What to do
1 - Reproduce verbatim the stretch of the podcast transcript from "Juliet: [00:49:41] Oh" through "Kelly: [00:50:04] Change.".
2 - Name every person the podcast transcript mentions by name, in the order each first appears.

Juliet: [00:49:29] Read the board. Read the board and my expectations would have been-
Kelly: [00:49:32] No, I always program these open pieces.
Juliet: [00:49:34] Well, one quick other story-
Brad Stulberg: [00:49:36] Open pieces are good. They make for resilient athletes because you can’t just latch onto that expectation.
Juliet: [00:49:41] Oh my God.
Kelly: [00:49:43] I’m sorry. Underline that. Lisa, could you just timestamp that moment? Lisa’s shaking her head.
Juliet: [00:49:47] You may have just ruined our marriage, Brad.
Kelly: [00:49:49] Lisa’s shaking her head.
Juliet: [00:49:50] Because Kelly loves to program these workouts. Just keep going until you feel tired and I’m like, dude, I need a time constraint. Come on now. So we just went through this, I will say on the expectations front as we talked about a little bit earlier about the Michigan thing. We just dropped our oldest daughter off-
Kelly: [00:50:04] Change.
Juliet: [00:50:05] At college so we’re going through a huge change in our own life of going through a… Where we actually were five because our daughter’s boyfriend basically lived at our house, so we went from five to three.
Kelly: [00:50:17] Last night I made three cups of rice. I only needed to make one cup of rice.
Juliet: [00:50:19] Yeah, so we’re going through this huge period of change. But I think that we actually, or at least I did not set my expectations correctly about the sadness part. You know, when you get in the whole college thing, you’re like college, college, college, okay, you got into college, okay, now you’re going, you move in. You’re just on this sort of action wheel. And it all feels very exciting and you are excited. But I will say I was surprised and not expecting how sad I would feel about the whole thing. So yeah. I have no point.
Kelly: [00:50:52] Are you sad right now?
Juliet: [00:50:53] I’m sad right now telling you this.
Brad Stulberg: [00:50:54] And I think that that’s okay. Tragic optimism is the term that I talk about in the book. Viktor Frankl coined it. And he basically says life is full of tragedy. And one of his three varieties of tragedy is the people that we love, we’ll lose. And you can talk about that in the ultimate sense, which is death, but it’s a pretty significant loss to have your baby go off to school. I mean I’m going to cry just thinking about what’s going to happen and my kids are five and nine months. So that is good reason to cry and to be sad. And the work because it is work, is to be optimistic nonetheless and to just embrace that and not judge yourself, and that’s part of being a fully textured human being. And that’s where you lean on social support, that’s where you start crying on your podcast. All that is part of the deal. It is what it is. And it’s really hard.
Kelly: [00:51:47] I just want to go on record as saying I too felt feelings.
Juliet: [00:51:52] You felt a feeling? You felt one feeling?

Saved data entries:
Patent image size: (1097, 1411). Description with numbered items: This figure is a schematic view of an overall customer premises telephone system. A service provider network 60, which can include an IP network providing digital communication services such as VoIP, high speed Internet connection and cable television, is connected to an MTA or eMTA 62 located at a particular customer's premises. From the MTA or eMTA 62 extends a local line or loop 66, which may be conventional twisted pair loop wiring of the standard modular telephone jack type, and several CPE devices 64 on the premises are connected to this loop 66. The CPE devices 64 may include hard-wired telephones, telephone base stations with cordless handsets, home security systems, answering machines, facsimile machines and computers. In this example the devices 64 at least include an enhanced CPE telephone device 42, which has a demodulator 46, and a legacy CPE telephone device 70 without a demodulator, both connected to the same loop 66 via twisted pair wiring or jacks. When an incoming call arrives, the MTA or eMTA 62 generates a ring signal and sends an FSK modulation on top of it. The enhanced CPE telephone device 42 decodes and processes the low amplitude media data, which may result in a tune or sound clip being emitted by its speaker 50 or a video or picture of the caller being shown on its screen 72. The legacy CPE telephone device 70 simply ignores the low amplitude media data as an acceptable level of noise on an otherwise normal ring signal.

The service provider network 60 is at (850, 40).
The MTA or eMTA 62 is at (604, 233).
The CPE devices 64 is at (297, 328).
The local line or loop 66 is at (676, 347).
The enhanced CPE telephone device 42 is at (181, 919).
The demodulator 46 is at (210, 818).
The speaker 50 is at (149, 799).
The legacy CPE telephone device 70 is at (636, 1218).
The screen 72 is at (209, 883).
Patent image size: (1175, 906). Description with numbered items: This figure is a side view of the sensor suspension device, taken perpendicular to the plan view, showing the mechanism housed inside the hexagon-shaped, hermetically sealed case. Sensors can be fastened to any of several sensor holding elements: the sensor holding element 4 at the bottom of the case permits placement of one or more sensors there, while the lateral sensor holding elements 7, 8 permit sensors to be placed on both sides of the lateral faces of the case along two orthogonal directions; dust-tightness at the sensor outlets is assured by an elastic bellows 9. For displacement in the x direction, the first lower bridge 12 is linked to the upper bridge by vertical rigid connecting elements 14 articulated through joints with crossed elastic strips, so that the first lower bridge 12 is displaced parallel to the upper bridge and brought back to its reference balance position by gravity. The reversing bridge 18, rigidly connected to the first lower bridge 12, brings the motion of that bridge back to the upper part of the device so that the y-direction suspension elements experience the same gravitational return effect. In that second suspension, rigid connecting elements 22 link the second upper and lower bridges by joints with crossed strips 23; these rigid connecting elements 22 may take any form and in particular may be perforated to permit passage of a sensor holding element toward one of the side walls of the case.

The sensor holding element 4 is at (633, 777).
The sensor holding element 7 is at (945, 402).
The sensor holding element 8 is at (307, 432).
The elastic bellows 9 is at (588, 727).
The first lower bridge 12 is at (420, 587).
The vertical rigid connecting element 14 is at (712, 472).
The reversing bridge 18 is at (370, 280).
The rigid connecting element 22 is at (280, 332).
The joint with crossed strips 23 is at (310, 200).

Numbered responses
1 -
Juliet: [00:49:41] Oh my God.
Kelly: [00:49:43] I’m sorry. Underline that. Lisa, could you just timestamp that moment? Lisa’s shaking her head.
Juliet: [00:49:47] You may have just ruined our marriage, Brad.
Kelly: [00:49:49] Lisa’s shaking her head.
Juliet: [00:49:50] Because Kelly loves to program these workouts. Just keep going until you feel tired and I’m like, dude, I need a time constraint. Come on now. So we just went through this, I will say on the expectations front as we talked about a little bit earlier about the Michigan thing. We just dropped our oldest daughter off-
Kelly: [00:50:04] Change.

2 - Juliet, Kelly, Brad Stulberg, Lisa, Viktor Frankl